### Provided records:
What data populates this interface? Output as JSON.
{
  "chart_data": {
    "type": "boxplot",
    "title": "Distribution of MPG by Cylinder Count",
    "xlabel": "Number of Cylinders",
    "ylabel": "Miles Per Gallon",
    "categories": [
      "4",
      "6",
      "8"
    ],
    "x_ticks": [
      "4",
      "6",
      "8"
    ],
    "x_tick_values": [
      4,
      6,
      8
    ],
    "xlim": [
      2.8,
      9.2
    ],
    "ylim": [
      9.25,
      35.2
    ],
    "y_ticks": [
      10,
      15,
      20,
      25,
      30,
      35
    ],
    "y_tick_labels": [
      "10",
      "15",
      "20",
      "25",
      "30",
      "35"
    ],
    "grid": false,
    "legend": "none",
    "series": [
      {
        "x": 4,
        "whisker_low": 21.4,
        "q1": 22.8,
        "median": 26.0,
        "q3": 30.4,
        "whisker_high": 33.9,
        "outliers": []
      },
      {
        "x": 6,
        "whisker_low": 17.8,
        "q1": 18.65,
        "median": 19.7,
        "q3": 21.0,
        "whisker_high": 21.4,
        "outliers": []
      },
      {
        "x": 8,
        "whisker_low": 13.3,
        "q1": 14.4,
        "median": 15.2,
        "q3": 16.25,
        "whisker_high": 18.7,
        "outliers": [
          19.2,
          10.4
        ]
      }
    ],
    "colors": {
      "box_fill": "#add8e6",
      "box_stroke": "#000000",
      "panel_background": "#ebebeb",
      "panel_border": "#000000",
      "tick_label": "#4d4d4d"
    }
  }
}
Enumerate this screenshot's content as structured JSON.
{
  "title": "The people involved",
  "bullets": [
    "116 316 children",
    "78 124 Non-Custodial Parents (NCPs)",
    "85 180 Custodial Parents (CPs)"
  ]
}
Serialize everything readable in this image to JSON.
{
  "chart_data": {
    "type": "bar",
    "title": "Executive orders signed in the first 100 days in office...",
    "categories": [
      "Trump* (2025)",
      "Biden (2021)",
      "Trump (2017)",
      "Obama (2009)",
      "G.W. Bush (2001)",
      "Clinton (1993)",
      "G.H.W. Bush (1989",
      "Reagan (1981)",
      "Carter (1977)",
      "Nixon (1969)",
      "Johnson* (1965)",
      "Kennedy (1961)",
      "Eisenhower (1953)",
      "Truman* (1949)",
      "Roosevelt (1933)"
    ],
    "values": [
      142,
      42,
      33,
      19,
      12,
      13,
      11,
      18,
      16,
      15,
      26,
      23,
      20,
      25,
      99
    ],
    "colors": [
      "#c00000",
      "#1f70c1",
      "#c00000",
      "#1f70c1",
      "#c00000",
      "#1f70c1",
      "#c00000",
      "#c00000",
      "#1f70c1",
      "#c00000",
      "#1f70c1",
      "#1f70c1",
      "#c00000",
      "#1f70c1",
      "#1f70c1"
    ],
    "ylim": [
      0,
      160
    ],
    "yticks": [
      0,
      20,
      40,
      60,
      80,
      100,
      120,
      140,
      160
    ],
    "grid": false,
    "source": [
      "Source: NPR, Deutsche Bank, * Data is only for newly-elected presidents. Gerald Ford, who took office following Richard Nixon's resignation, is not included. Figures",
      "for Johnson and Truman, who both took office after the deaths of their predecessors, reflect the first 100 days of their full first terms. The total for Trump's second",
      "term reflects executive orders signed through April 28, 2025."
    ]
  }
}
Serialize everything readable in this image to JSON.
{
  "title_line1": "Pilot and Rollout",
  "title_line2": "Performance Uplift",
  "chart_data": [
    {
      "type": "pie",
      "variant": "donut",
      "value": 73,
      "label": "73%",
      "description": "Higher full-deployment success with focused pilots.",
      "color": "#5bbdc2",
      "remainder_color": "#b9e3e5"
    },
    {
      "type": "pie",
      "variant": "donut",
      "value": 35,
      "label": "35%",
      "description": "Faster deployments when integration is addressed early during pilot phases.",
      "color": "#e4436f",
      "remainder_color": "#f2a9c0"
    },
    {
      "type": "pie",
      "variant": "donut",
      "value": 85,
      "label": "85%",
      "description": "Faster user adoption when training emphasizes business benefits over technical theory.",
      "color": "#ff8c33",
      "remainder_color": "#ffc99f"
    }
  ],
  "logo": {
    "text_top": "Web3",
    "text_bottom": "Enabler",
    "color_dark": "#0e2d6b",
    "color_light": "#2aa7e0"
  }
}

### Goal:
Single out each line of the records above with the string "this" in it, and copy it.

### Exercise result:
What data populates this interface? Output as JSON.
Enumerate this screenshot's content as structured JSON.
Serialize everything readable in this image to JSON.
Serialize everything readable in this image to JSON.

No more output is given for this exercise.